SET TASK ::
Return verbatim the run of lines that opens with the line holding "Extract all readable text from this page." and closes with the last line of the records.

==== DATA SHOWN

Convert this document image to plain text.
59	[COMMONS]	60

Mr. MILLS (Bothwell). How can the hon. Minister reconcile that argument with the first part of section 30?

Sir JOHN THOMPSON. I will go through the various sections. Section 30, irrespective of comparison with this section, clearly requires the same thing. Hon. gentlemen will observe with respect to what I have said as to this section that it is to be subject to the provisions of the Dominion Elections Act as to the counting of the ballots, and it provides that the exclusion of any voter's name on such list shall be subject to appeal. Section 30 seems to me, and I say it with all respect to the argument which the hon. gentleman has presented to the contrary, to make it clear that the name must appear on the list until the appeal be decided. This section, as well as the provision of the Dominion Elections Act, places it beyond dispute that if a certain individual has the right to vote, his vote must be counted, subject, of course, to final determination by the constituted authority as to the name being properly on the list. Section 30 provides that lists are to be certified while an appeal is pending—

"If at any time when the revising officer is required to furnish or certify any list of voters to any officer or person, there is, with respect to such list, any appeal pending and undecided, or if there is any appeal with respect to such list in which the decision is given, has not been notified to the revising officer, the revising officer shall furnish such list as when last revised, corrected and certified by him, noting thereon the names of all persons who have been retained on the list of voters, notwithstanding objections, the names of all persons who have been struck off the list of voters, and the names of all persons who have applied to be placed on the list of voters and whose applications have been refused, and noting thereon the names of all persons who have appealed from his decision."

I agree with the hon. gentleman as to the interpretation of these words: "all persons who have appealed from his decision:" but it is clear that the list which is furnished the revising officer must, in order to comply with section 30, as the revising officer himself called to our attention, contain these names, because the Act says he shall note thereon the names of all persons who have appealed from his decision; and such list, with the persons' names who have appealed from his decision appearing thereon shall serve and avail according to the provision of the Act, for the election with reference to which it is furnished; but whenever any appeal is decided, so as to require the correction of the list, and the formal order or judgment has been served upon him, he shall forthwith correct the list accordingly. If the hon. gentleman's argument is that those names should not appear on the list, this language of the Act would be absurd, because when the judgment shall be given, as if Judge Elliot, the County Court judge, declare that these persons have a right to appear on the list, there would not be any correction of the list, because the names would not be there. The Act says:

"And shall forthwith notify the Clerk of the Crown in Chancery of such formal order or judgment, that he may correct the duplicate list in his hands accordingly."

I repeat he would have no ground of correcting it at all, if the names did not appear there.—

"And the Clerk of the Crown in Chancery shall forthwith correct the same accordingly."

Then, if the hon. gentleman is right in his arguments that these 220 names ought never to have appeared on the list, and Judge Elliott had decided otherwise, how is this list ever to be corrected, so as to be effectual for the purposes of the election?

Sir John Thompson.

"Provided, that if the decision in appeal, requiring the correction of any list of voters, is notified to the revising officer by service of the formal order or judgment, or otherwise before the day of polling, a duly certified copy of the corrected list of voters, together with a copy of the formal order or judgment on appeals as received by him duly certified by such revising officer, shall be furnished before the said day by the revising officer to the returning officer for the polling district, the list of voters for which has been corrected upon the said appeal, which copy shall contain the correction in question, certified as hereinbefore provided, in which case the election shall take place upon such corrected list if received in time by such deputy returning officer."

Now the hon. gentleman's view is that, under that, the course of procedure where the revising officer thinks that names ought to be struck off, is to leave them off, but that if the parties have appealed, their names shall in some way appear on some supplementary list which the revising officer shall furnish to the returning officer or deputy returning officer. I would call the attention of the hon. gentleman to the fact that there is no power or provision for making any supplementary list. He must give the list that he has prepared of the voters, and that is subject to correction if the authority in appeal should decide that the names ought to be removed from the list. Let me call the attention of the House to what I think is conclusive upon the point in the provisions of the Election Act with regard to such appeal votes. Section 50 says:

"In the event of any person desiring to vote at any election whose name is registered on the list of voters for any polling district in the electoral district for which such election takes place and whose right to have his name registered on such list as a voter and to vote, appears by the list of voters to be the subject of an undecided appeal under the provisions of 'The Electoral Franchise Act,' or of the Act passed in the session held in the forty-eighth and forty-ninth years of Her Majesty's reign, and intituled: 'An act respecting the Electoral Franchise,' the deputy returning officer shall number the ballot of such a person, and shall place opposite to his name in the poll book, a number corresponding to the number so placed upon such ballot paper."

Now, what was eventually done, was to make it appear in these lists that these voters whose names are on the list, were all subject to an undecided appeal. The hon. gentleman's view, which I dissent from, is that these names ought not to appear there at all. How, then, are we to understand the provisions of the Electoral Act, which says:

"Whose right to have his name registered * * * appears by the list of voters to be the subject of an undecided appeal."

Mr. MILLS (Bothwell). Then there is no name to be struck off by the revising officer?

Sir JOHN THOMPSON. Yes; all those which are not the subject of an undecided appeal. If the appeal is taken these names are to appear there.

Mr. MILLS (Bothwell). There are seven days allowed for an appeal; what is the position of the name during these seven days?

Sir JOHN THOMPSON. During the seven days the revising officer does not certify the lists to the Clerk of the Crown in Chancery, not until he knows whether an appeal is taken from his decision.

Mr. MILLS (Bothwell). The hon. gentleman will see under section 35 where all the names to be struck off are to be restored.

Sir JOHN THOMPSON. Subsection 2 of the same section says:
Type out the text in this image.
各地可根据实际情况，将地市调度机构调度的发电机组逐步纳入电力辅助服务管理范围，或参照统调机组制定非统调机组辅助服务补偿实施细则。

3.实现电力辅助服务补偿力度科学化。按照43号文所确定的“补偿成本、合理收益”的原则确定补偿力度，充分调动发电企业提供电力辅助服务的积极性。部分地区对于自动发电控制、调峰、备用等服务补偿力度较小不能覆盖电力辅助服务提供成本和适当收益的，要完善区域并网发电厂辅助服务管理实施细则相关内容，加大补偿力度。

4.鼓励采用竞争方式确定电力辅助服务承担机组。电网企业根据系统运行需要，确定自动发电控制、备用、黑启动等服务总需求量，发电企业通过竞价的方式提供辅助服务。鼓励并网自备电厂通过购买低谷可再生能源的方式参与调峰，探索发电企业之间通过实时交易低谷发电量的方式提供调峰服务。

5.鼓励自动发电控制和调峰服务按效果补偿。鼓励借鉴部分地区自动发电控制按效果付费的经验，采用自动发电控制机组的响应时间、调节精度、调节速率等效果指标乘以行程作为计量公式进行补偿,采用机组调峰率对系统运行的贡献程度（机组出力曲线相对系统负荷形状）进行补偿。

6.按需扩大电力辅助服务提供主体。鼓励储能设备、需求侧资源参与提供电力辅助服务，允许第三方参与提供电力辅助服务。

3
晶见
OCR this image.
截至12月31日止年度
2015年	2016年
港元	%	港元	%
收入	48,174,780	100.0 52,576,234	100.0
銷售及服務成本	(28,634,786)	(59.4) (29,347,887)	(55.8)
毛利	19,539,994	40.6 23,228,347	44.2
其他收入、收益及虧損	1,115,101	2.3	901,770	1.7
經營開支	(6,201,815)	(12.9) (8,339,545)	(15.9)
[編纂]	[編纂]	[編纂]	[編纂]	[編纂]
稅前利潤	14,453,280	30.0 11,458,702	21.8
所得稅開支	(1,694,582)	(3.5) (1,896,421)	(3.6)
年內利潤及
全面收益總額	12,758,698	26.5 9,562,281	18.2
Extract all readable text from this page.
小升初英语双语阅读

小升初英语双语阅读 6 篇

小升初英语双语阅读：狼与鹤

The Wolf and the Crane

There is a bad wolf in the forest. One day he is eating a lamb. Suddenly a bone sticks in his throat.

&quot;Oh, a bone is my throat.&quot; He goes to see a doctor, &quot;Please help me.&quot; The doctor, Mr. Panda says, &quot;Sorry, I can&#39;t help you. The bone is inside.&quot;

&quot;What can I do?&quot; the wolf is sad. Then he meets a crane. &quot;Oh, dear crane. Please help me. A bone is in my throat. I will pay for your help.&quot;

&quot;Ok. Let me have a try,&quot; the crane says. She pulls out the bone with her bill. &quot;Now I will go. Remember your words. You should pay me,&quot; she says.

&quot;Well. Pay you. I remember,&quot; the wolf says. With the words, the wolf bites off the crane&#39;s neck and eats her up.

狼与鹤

========

OUTPUT FOR THIS TASK ::
Extract all readable text from this page.
小升初英语双语阅读

小升初英语双语阅读 6 篇

小升初英语双语阅读：狼与鹤

The Wolf and the Crane

There is a bad wolf in the forest. One day he is eating a lamb. Suddenly a bone sticks in his throat.

&quot;Oh, a bone is my throat.&quot; He goes to see a doctor, &quot;Please help me.&quot; The doctor, Mr. Panda says, &quot;Sorry, I can&#39;t help you. The bone is inside.&quot;

&quot;What can I do?&quot; the wolf is sad. Then he meets a crane. &quot;Oh, dear crane. Please help me. A bone is in my throat. I will pay for your help.&quot;

&quot;Ok. Let me have a try,&quot; the crane says. She pulls out the bone with her bill. &quot;Now I will go. Remember your words. You should pay me,&quot; she says.

&quot;Well. Pay you. I remember,&quot; the wolf says. With the words, the wolf bites off the crane&#39;s neck and eats her up.

狼与鹤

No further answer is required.